§ **WHAT IS REQUIRED**
Make an exact copy of the entries below with the pictures removed.

§ **EXERCISE DATA**
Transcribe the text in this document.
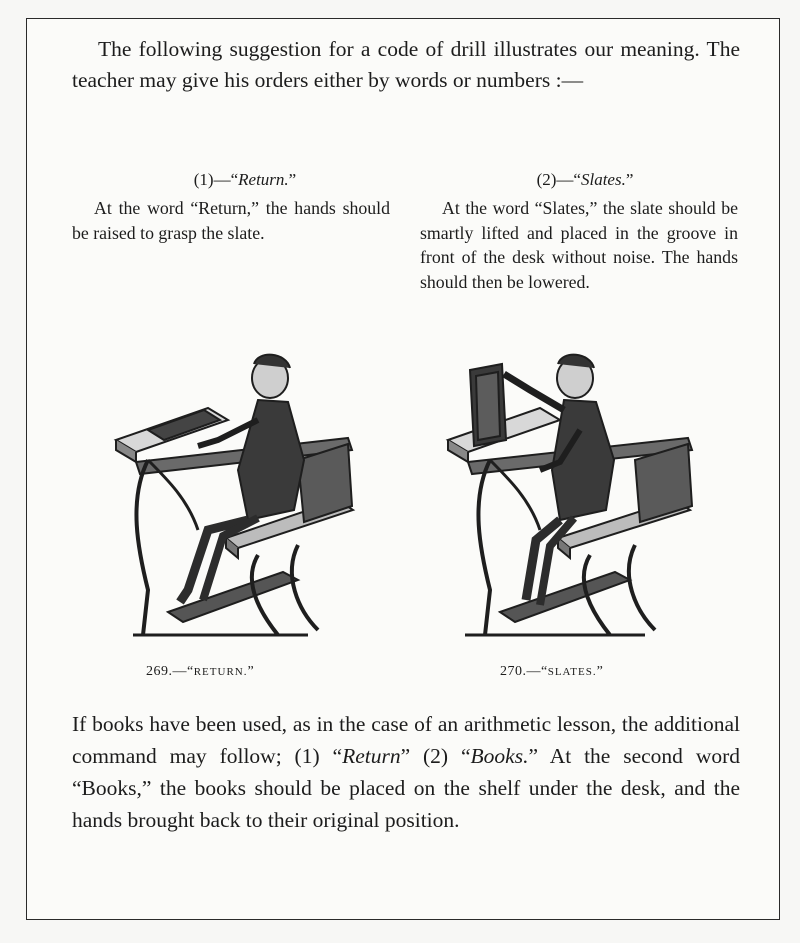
The following suggestion for a code of drill illustrates our meaning. The teacher may give his orders either by words or numbers :—

(1)—“Return.”

At the word “Return,” the hands should be raised to grasp the slate.

(2)—“Slates.”

At the word “Slates,” the slate should be smartly lifted and placed in the groove in front of the desk without noise. The hands should then be lowered.

269.—“RETURN.”	270.—“SLATES.”

If books have been used, as in the case of an arithmetic lesson, the additional command may follow; (1) “Return” (2) “Books.” At the second word “Books,” the books should be placed on the shelf under the desk, and the hands brought back to their original position.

§ **EXERCISE ANSWER**
Transcribe the text in this document.
The following suggestion for a code of drill illustrates our meaning. The teacher may give his orders either by words or numbers :—

(1)—“Return.”

At the word “Return,” the hands should be raised to grasp the slate.

(2)—“Slates.”

At the word “Slates,” the slate should be smartly lifted and placed in the groove in front of the desk without noise. The hands should then be lowered.

269.—“RETURN.”	270.—“SLATES.”

If books have been used, as in the case of an arithmetic lesson, the additional command may follow; (1) “Return” (2) “Books.” At the second word “Books,” the books should be placed on the shelf under the desk, and the hands brought back to their original position.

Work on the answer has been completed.